■ **TASK MATERIAL**:
|---|

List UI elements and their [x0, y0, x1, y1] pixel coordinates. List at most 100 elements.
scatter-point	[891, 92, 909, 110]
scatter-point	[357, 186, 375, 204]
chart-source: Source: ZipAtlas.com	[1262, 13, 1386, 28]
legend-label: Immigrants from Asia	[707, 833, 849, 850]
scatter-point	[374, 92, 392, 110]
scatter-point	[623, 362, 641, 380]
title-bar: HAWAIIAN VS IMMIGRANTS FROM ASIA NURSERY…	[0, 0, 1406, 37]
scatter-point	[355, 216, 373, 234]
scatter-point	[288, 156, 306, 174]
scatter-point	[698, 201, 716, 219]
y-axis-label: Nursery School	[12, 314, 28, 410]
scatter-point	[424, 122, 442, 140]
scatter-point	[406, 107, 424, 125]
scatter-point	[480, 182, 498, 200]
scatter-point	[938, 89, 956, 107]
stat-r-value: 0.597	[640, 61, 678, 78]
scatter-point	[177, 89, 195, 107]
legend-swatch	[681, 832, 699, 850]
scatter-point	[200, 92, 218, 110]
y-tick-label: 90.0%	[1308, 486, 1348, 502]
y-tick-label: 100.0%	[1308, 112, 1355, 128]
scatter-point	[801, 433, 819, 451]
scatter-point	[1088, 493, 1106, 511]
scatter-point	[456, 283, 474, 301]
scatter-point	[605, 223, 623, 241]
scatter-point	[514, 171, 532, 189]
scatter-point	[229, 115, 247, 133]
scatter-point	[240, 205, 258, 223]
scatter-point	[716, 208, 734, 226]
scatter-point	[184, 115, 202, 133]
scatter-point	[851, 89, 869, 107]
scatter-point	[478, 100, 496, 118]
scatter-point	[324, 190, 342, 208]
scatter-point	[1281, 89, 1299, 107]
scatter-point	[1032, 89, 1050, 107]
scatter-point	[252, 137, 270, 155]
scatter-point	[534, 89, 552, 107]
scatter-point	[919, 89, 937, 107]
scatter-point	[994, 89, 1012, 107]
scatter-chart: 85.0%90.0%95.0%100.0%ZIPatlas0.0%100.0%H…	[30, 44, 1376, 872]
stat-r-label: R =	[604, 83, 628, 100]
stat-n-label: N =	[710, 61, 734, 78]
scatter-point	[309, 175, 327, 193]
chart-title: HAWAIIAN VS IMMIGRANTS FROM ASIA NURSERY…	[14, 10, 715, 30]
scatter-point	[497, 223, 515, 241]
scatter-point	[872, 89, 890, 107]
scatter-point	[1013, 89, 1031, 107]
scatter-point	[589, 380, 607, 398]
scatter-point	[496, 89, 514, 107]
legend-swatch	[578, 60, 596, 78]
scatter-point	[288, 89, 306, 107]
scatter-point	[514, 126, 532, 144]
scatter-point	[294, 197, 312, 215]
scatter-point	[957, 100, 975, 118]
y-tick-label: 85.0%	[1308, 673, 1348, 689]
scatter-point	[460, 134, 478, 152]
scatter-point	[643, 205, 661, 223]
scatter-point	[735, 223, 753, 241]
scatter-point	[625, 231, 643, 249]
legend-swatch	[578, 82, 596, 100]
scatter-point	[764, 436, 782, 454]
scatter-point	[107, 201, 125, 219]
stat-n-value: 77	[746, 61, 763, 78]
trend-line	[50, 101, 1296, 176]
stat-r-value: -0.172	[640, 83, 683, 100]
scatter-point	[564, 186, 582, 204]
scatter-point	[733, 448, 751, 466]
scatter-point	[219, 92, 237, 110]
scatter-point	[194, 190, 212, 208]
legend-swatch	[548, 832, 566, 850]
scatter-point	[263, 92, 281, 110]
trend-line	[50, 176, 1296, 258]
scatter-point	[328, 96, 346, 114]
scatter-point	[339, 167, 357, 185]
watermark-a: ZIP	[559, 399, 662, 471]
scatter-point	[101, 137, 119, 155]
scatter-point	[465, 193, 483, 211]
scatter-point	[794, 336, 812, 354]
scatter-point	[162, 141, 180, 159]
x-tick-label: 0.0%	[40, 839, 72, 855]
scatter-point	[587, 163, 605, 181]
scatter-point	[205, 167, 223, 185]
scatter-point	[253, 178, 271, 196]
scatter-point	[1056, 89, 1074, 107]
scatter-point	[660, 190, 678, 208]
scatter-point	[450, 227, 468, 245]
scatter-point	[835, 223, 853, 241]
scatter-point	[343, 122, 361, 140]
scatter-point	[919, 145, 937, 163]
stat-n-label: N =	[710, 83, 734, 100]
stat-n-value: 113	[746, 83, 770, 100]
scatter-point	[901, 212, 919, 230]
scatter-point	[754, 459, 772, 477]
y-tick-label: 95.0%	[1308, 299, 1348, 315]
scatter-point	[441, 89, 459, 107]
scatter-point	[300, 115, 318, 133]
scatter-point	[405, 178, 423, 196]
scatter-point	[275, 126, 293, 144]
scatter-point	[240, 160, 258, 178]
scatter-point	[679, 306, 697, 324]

|---|

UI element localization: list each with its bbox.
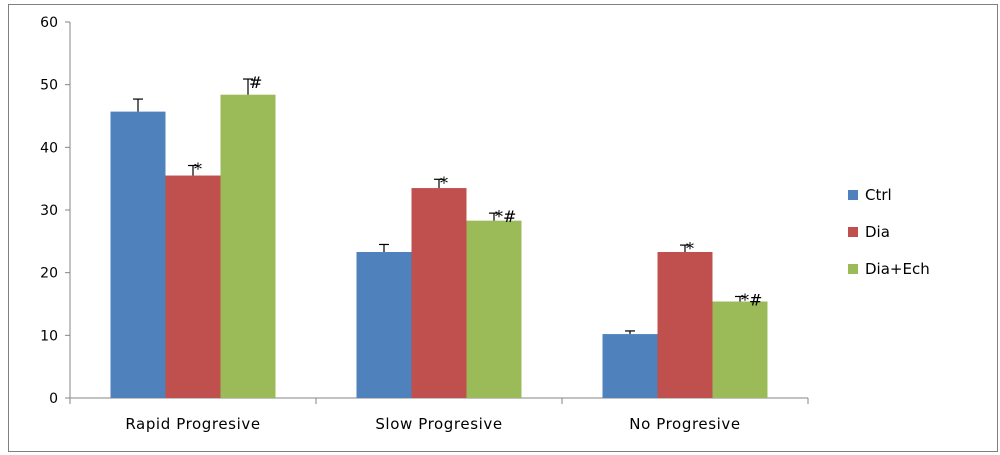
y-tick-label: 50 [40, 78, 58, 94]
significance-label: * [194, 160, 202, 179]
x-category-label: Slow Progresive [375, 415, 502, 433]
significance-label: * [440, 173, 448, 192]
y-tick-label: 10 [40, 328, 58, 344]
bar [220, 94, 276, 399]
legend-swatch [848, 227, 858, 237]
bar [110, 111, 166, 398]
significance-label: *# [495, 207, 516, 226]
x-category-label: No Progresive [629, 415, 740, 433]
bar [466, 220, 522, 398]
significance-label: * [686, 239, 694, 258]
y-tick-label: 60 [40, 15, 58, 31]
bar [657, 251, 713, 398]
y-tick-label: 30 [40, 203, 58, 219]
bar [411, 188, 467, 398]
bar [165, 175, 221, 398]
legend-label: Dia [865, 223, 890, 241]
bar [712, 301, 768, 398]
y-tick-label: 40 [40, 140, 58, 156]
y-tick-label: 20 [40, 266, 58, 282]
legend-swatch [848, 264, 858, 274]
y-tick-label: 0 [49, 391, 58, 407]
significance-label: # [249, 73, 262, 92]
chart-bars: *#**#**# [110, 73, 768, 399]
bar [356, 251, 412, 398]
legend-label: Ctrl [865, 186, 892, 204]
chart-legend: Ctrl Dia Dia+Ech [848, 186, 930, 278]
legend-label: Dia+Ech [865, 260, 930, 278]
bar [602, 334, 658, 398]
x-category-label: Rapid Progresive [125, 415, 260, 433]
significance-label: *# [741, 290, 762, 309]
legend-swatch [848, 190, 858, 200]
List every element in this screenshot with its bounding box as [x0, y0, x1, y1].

|---|

■ **GIVEN TASK**:
Print the records from the line with "y-tick-label: 50 [40, 78, 58, 94]" up to and including the line with "significance-label: *# [495, 207, 516, 226]", copying each line exactly.

■ **RESPONSE FOR THIS EXERCISE**:
y-tick-label: 50 [40, 78, 58, 94]
significance-label: * [194, 160, 202, 179]
x-category-label: Slow Progresive [375, 415, 502, 433]
significance-label: * [440, 173, 448, 192]
y-tick-label: 10 [40, 328, 58, 344]
bar [220, 94, 276, 399]
legend-swatch [848, 227, 858, 237]
bar [110, 111, 166, 398]
significance-label: *# [495, 207, 516, 226]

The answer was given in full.